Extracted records
::::::::::
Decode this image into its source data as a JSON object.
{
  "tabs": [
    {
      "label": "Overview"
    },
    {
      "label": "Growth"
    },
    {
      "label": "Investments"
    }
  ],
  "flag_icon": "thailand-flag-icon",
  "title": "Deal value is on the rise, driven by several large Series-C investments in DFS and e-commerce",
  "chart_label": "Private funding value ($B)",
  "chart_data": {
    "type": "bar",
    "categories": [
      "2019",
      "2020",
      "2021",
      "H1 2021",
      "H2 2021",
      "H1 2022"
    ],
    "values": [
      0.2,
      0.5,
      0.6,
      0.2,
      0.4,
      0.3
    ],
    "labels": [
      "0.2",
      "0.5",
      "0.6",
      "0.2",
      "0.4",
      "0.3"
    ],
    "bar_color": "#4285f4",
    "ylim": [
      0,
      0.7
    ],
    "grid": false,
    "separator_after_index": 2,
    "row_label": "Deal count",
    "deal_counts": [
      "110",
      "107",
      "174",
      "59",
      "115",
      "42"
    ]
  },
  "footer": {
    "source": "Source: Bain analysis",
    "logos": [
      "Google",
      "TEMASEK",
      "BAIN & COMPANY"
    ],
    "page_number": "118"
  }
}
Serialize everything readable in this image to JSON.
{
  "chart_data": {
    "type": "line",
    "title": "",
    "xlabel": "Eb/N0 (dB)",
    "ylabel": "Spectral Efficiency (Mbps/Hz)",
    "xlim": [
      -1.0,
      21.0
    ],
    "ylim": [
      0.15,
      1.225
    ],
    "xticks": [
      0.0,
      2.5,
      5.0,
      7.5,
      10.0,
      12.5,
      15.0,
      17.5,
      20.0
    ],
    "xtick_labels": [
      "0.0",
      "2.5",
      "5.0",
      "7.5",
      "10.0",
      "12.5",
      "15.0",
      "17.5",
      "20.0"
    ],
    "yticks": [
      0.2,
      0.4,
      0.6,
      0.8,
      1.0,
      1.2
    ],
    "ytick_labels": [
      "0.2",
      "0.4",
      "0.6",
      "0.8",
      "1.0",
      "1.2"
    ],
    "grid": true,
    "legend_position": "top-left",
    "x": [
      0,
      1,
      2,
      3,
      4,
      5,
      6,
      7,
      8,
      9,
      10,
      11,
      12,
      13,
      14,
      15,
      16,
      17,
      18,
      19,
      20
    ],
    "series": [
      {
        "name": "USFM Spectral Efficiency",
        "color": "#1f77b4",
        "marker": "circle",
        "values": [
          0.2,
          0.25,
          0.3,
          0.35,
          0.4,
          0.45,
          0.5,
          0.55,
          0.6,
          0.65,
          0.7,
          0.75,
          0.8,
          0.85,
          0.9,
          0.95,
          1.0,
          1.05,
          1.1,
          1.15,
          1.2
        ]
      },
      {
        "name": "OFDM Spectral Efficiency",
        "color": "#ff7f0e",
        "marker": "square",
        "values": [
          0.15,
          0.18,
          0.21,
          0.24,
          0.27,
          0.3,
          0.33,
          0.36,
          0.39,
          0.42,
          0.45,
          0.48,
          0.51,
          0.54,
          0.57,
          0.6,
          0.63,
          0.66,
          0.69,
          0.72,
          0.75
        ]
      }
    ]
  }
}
::::::::::
Exercise goal:
Transcribe all of the entries without altering anything.

Task response:
Decode this image into its source data as a JSON object.
{
  "tabs": [
    {
      "label": "Overview"
    },
    {
      "label": "Growth"
    },
    {
      "label": "Investments"
    }
  ],
  "flag_icon": "thailand-flag-icon",
  "title": "Deal value is on the rise, driven by several large Series-C investments in DFS and e-commerce",
  "chart_label": "Private funding value ($B)",
  "chart_data": {
    "type": "bar",
    "categories": [
      "2019",
      "2020",
      "2021",
      "H1 2021",
      "H2 2021",
      "H1 2022"
    ],
    "values": [
      0.2,
      0.5,
      0.6,
      0.2,
      0.4,
      0.3
    ],
    "labels": [
      "0.2",
      "0.5",
      "0.6",
      "0.2",
      "0.4",
      "0.3"
    ],
    "bar_color": "#4285f4",
    "ylim": [
      0,
      0.7
    ],
    "grid": false,
    "separator_after_index": 2,
    "row_label": "Deal count",
    "deal_counts": [
      "110",
      "107",
      "174",
      "59",
      "115",
      "42"
    ]
  },
  "footer": {
    "source": "Source: Bain analysis",
    "logos": [
      "Google",
      "TEMASEK",
      "BAIN & COMPANY"
    ],
    "page_number": "118"
  }
}
Serialize everything readable in this image to JSON.
{
  "chart_data": {
    "type": "line",
    "title": "",
    "xlabel": "Eb/N0 (dB)",
    "ylabel": "Spectral Efficiency (Mbps/Hz)",
    "xlim": [
      -1.0,
      21.0
    ],
    "ylim": [
      0.15,
      1.225
    ],
    "xticks": [
      0.0,
      2.5,
      5.0,
      7.5,
      10.0,
      12.5,
      15.0,
      17.5,
      20.0
    ],
    "xtick_labels": [
      "0.0",
      "2.5",
      "5.0",
      "7.5",
      "10.0",
      "12.5",
      "15.0",
      "17.5",
      "20.0"
    ],
    "yticks": [
      0.2,
      0.4,
      0.6,
      0.8,
      1.0,
      1.2
    ],
    "ytick_labels": [
      "0.2",
      "0.4",
      "0.6",
      "0.8",
      "1.0",
      "1.2"
    ],
    "grid": true,
    "legend_position": "top-left",
    "x": [
      0,
      1,
      2,
      3,
      4,
      5,
      6,
      7,
      8,
      9,
      10,
      11,
      12,
      13,
      14,
      15,
      16,
      17,
      18,
      19,
      20
    ],
    "series": [
      {
        "name": "USFM Spectral Efficiency",
        "color": "#1f77b4",
        "marker": "circle",
        "values": [
          0.2,
          0.25,
          0.3,
          0.35,
          0.4,
          0.45,
          0.5,
          0.55,
          0.6,
          0.65,
          0.7,
          0.75,
          0.8,
          0.85,
          0.9,
          0.95,
          1.0,
          1.05,
          1.1,
          1.15,
          1.2
        ]
      },
      {
        "name": "OFDM Spectral Efficiency",
        "color": "#ff7f0e",
        "marker": "square",
        "values": [
          0.15,
          0.18,
          0.21,
          0.24,
          0.27,
          0.3,
          0.33,
          0.36,
          0.39,
          0.42,
          0.45,
          0.48,
          0.51,
          0.54,
          0.57,
          0.6,
          0.63,
          0.66,
          0.69,
          0.72,
          0.75
        ]
      }
    ]
  }
}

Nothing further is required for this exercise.